Given request
Reproduce all the entries precisely.

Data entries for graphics
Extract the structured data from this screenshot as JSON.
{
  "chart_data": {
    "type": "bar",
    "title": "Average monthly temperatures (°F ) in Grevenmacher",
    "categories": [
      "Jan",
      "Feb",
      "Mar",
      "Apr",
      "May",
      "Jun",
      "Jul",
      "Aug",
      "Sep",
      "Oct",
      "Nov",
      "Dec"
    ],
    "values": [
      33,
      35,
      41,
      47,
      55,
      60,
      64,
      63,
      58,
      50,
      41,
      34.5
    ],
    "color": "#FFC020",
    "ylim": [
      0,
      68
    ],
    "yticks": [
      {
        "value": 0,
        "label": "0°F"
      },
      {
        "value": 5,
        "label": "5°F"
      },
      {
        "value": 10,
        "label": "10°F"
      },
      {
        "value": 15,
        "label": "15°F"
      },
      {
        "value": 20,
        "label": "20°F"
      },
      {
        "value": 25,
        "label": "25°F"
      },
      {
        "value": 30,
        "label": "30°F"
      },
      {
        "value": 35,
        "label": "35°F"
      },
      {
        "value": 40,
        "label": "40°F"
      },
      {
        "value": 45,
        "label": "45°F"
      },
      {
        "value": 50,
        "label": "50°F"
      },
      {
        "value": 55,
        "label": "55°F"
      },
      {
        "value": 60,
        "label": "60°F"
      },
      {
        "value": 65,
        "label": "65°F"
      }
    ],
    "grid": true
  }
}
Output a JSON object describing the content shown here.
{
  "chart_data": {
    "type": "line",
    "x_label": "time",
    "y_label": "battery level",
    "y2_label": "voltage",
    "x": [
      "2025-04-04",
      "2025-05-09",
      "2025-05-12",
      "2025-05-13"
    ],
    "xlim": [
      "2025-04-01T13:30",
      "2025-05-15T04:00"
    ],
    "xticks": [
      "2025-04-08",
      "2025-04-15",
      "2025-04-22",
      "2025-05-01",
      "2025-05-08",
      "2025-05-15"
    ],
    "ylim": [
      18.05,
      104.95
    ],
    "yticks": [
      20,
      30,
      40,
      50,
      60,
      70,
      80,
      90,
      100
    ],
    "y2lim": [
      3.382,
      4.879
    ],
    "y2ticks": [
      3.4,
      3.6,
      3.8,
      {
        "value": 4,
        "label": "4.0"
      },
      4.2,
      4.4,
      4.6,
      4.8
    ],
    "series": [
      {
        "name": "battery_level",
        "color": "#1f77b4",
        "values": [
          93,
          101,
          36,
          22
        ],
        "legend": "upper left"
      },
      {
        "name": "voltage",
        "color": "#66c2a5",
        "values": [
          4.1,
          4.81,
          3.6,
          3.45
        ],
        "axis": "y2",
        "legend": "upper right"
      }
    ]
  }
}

Result for this task
Extract the structured data from this screenshot as JSON.
{
  "chart_data": {
    "type": "bar",
    "title": "Average monthly temperatures (°F ) in Grevenmacher",
    "categories": [
      "Jan",
      "Feb",
      "Mar",
      "Apr",
      "May",
      "Jun",
      "Jul",
      "Aug",
      "Sep",
      "Oct",
      "Nov",
      "Dec"
    ],
    "values": [
      33,
      35,
      41,
      47,
      55,
      60,
      64,
      63,
      58,
      50,
      41,
      34.5
    ],
    "color": "#FFC020",
    "ylim": [
      0,
      68
    ],
    "yticks": [
      {
        "value": 0,
        "label": "0°F"
      },
      {
        "value": 5,
        "label": "5°F"
      },
      {
        "value": 10,
        "label": "10°F"
      },
      {
        "value": 15,
        "label": "15°F"
      },
      {
        "value": 20,
        "label": "20°F"
      },
      {
        "value": 25,
        "label": "25°F"
      },
      {
        "value": 30,
        "label": "30°F"
      },
      {
        "value": 35,
        "label": "35°F"
      },
      {
        "value": 40,
        "label": "40°F"
      },
      {
        "value": 45,
        "label": "45°F"
      },
      {
        "value": 50,
        "label": "50°F"
      },
      {
        "value": 55,
        "label": "55°F"
      },
      {
        "value": 60,
        "label": "60°F"
      },
      {
        "value": 65,
        "label": "65°F"
      }
    ],
    "grid": true
  }
}
Output a JSON object describing the content shown here.
{
  "chart_data": {
    "type": "line",
    "x_label": "time",
    "y_label": "battery level",
    "y2_label": "voltage",
    "x": [
      "2025-04-04",
      "2025-05-09",
      "2025-05-12",
      "2025-05-13"
    ],
    "xlim": [
      "2025-04-01T13:30",
      "2025-05-15T04:00"
    ],
    "xticks": [
      "2025-04-08",
      "2025-04-15",
      "2025-04-22",
      "2025-05-01",
      "2025-05-08",
      "2025-05-15"
    ],
    "ylim": [
      18.05,
      104.95
    ],
    "yticks": [
      20,
      30,
      40,
      50,
      60,
      70,
      80,
      90,
      100
    ],
    "y2lim": [
      3.382,
      4.879
    ],
    "y2ticks": [
      3.4,
      3.6,
      3.8,
      {
        "value": 4,
        "label": "4.0"
      },
      4.2,
      4.4,
      4.6,
      4.8
    ],
    "series": [
      {
        "name": "battery_level",
        "color": "#1f77b4",
        "values": [
          93,
          101,
          36,
          22
        ],
        "legend": "upper left"
      },
      {
        "name": "voltage",
        "color": "#66c2a5",
        "values": [
          4.1,
          4.81,
          3.6,
          3.45
        ],
        "axis": "y2",
        "legend": "upper right"
      }
    ]
  }
}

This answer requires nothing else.